• **Data for the task**
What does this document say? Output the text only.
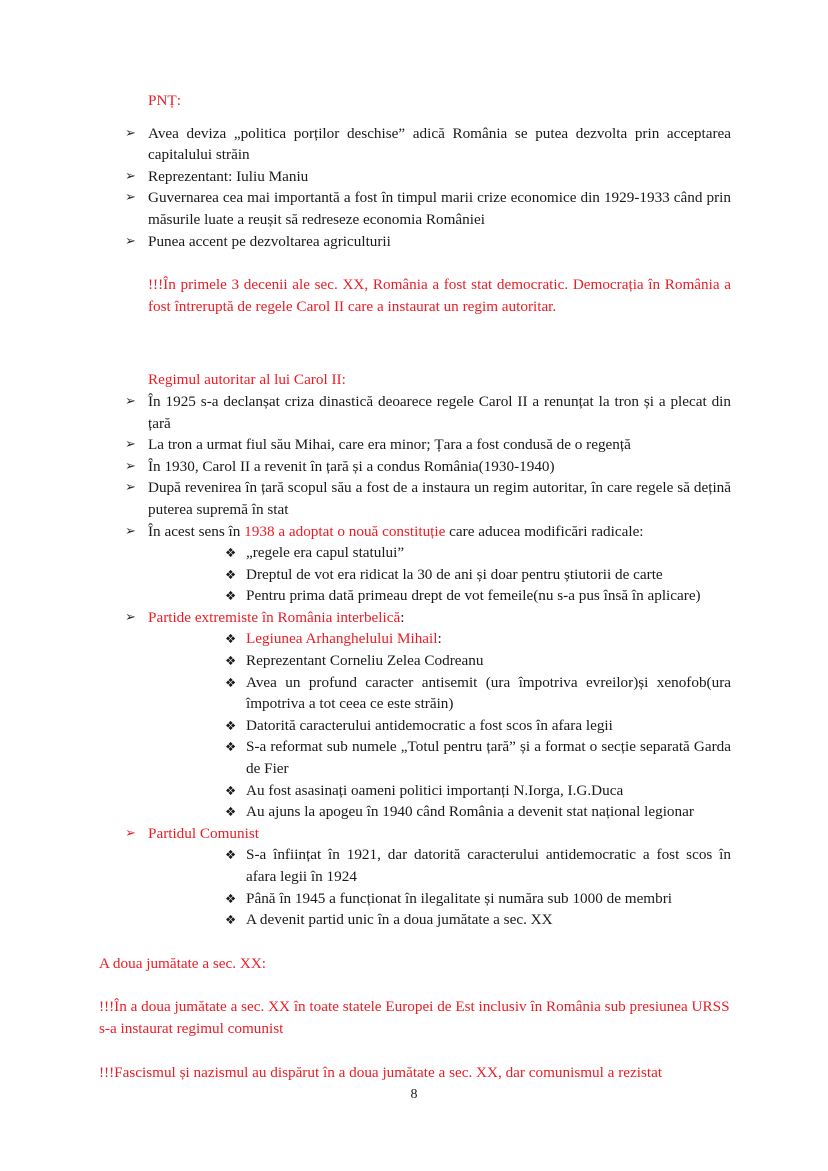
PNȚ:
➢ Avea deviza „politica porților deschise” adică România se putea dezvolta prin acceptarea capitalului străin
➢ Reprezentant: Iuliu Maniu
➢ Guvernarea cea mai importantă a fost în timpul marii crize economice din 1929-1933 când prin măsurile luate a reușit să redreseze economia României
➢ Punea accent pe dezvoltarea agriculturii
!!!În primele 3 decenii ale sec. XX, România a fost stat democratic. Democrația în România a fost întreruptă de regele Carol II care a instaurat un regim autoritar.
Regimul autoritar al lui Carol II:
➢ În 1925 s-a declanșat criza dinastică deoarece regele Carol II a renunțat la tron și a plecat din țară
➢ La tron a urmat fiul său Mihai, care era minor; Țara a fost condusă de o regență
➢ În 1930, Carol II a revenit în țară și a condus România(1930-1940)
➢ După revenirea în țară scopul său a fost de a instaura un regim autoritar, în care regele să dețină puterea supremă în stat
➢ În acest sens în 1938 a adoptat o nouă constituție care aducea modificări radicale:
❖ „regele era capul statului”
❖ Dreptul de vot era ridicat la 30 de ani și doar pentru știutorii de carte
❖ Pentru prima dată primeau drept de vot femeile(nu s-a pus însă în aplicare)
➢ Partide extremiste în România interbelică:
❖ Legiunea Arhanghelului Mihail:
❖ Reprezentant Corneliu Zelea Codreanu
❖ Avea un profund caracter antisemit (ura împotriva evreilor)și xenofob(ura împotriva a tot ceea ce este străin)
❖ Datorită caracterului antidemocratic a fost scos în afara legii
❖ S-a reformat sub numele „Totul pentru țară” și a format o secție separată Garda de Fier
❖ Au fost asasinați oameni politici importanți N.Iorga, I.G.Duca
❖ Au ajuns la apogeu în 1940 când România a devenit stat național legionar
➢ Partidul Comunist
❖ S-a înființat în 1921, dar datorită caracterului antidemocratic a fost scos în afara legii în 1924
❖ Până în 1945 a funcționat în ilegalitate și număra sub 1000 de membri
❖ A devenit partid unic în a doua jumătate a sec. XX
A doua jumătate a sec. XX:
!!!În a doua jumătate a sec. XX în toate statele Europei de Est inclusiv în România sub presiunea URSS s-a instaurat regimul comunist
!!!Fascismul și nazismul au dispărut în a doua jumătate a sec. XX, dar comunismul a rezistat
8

• **What this task involves**
Quote the material exactly. Pictures stay out.

• **Task result**
What does this document say? Output the text only.
PNȚ:
➢ Avea deviza „politica porților deschise” adică România se putea dezvolta prin acceptarea capitalului străin
➢ Reprezentant: Iuliu Maniu
➢ Guvernarea cea mai importantă a fost în timpul marii crize economice din 1929-1933 când prin măsurile luate a reușit să redreseze economia României
➢ Punea accent pe dezvoltarea agriculturii
!!!În primele 3 decenii ale sec. XX, România a fost stat democratic. Democrația în România a fost întreruptă de regele Carol II care a instaurat un regim autoritar.
Regimul autoritar al lui Carol II:
➢ În 1925 s-a declanșat criza dinastică deoarece regele Carol II a renunțat la tron și a plecat din țară
➢ La tron a urmat fiul său Mihai, care era minor; Țara a fost condusă de o regență
➢ În 1930, Carol II a revenit în țară și a condus România(1930-1940)
➢ După revenirea în țară scopul său a fost de a instaura un regim autoritar, în care regele să dețină puterea supremă în stat
➢ În acest sens în 1938 a adoptat o nouă constituție care aducea modificări radicale:
❖ „regele era capul statului”
❖ Dreptul de vot era ridicat la 30 de ani și doar pentru știutorii de carte
❖ Pentru prima dată primeau drept de vot femeile(nu s-a pus însă în aplicare)
➢ Partide extremiste în România interbelică:
❖ Legiunea Arhanghelului Mihail:
❖ Reprezentant Corneliu Zelea Codreanu
❖ Avea un profund caracter antisemit (ura împotriva evreilor)și xenofob(ura împotriva a tot ceea ce este străin)
❖ Datorită caracterului antidemocratic a fost scos în afara legii
❖ S-a reformat sub numele „Totul pentru țară” și a format o secție separată Garda de Fier
❖ Au fost asasinați oameni politici importanți N.Iorga, I.G.Duca
❖ Au ajuns la apogeu în 1940 când România a devenit stat național legionar
➢ Partidul Comunist
❖ S-a înființat în 1921, dar datorită caracterului antidemocratic a fost scos în afara legii în 1924
❖ Până în 1945 a funcționat în ilegalitate și număra sub 1000 de membri
❖ A devenit partid unic în a doua jumătate a sec. XX
A doua jumătate a sec. XX:
!!!În a doua jumătate a sec. XX în toate statele Europei de Est inclusiv în România sub presiunea URSS s-a instaurat regimul comunist
!!!Fascismul și nazismul au dispărut în a doua jumătate a sec. XX, dar comunismul a rezistat
8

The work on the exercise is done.